(Stored entries)
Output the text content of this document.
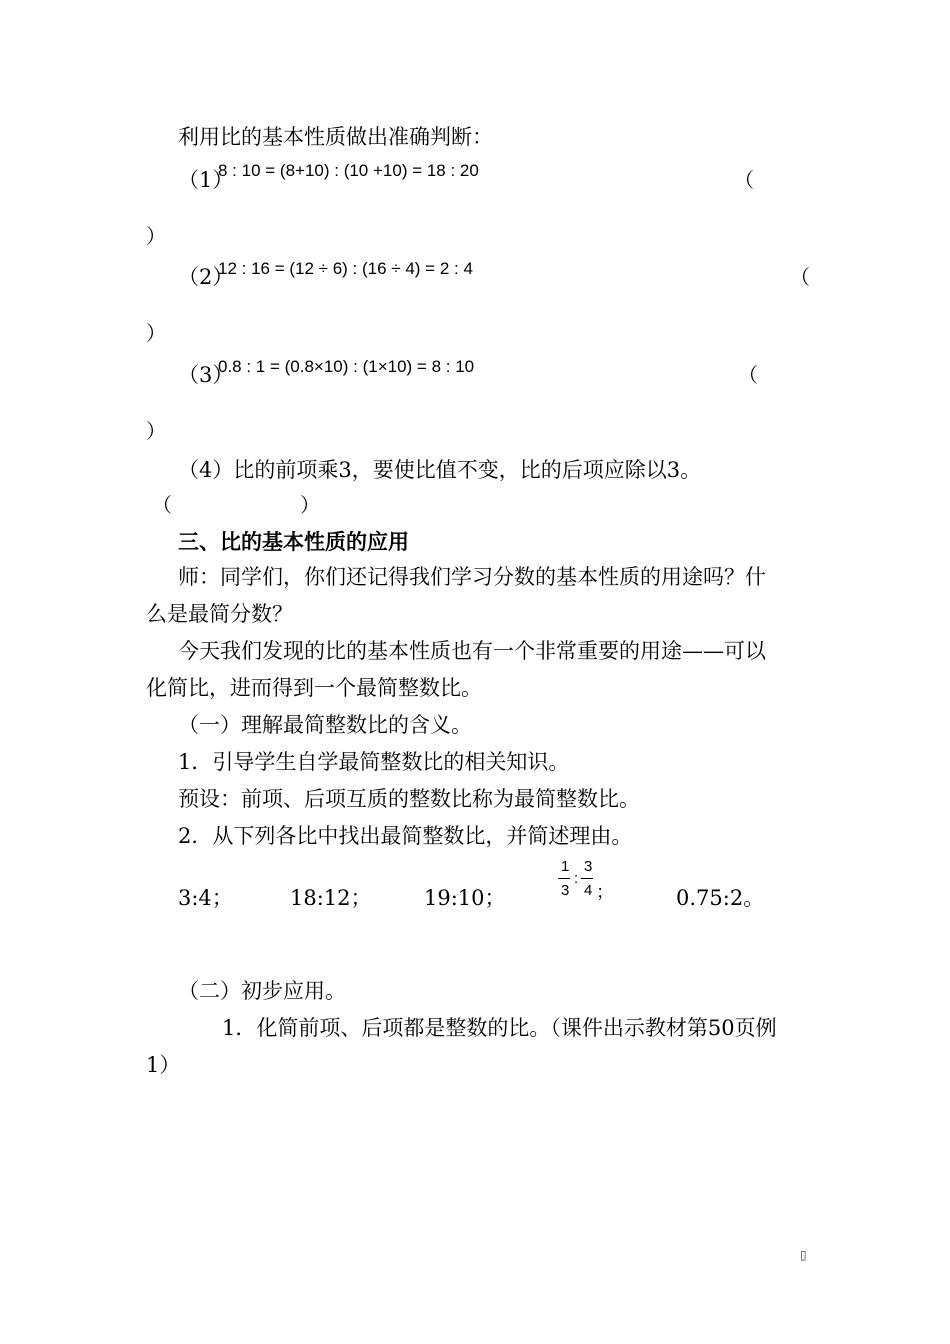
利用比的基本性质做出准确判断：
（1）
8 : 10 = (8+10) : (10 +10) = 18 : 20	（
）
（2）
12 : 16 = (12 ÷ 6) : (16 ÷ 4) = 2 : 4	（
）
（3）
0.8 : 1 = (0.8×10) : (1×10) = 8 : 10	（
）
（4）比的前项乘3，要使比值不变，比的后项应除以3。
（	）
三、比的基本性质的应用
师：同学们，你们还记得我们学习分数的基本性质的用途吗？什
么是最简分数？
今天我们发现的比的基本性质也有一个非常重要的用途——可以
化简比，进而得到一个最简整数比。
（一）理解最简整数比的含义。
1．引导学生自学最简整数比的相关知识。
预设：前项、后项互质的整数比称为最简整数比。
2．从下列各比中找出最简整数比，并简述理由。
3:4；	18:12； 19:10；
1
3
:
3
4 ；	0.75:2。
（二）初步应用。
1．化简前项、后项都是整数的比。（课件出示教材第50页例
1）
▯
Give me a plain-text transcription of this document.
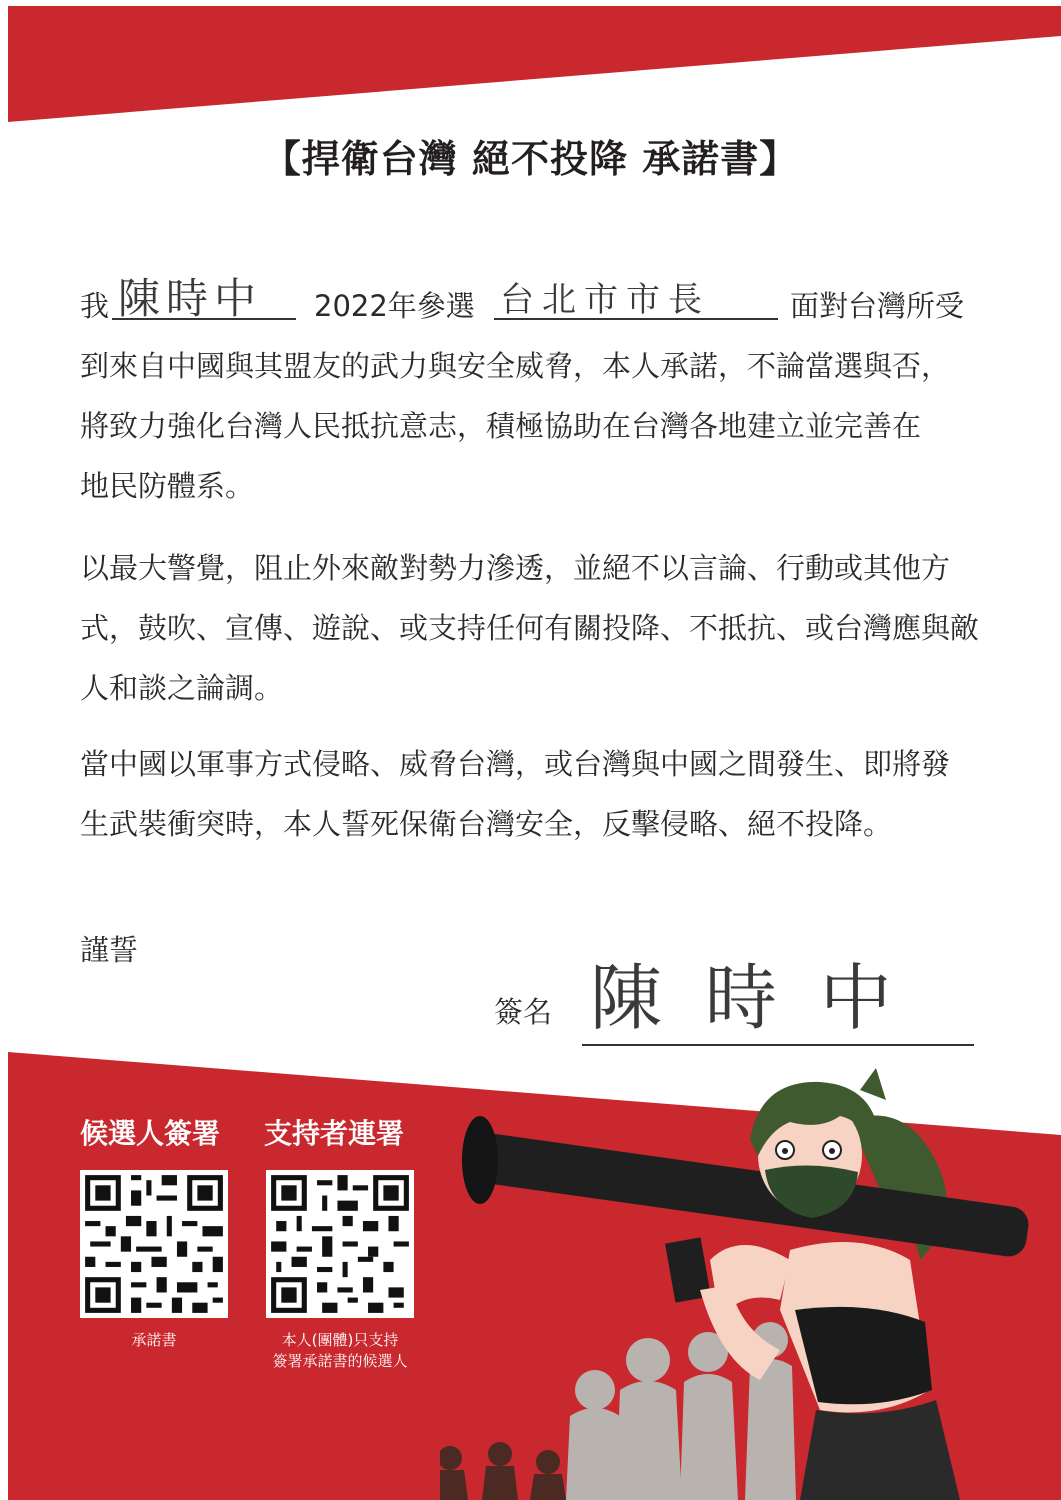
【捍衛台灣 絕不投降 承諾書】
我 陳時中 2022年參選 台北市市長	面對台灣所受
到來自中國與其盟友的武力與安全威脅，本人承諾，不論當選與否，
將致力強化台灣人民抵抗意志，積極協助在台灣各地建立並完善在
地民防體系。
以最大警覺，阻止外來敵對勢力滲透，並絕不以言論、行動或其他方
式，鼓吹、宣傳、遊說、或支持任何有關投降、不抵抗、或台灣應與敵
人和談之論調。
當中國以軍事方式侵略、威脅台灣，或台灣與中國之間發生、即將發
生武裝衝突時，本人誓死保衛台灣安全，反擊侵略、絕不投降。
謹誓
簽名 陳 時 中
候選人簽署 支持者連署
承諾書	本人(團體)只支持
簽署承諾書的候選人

--

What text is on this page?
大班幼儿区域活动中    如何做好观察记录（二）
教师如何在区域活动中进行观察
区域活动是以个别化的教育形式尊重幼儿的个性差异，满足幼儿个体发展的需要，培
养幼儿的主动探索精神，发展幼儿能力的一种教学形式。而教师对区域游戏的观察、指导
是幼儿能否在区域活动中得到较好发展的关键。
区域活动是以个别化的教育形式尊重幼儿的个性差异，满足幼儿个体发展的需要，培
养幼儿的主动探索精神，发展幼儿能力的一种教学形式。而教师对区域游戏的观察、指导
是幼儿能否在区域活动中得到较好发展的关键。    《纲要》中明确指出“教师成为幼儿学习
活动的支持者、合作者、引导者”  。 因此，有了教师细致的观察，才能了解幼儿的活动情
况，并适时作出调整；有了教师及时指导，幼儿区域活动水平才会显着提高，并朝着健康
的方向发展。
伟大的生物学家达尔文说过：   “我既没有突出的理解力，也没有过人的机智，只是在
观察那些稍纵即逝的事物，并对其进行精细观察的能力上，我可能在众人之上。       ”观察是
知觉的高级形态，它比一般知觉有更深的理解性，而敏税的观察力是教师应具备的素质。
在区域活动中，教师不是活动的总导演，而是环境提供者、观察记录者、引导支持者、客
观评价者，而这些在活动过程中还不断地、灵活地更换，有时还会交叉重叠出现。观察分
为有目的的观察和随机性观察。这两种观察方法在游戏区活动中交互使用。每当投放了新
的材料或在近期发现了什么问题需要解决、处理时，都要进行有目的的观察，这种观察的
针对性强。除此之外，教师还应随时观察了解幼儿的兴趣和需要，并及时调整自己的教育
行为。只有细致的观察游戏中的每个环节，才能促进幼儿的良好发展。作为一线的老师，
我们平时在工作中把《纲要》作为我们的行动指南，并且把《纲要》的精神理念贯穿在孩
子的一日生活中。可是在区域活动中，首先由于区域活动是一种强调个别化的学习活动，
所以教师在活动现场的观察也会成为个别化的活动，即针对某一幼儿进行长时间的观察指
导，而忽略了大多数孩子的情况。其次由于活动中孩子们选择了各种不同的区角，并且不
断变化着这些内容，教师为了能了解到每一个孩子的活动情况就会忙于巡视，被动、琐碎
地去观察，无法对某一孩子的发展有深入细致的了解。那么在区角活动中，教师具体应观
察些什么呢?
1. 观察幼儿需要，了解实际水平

■ Short problem
Filter the listing above by the word "document"; copy each line that passes.

■ Exercise solution
Output the text content of this document.
Give me a plain-text transcription of this document.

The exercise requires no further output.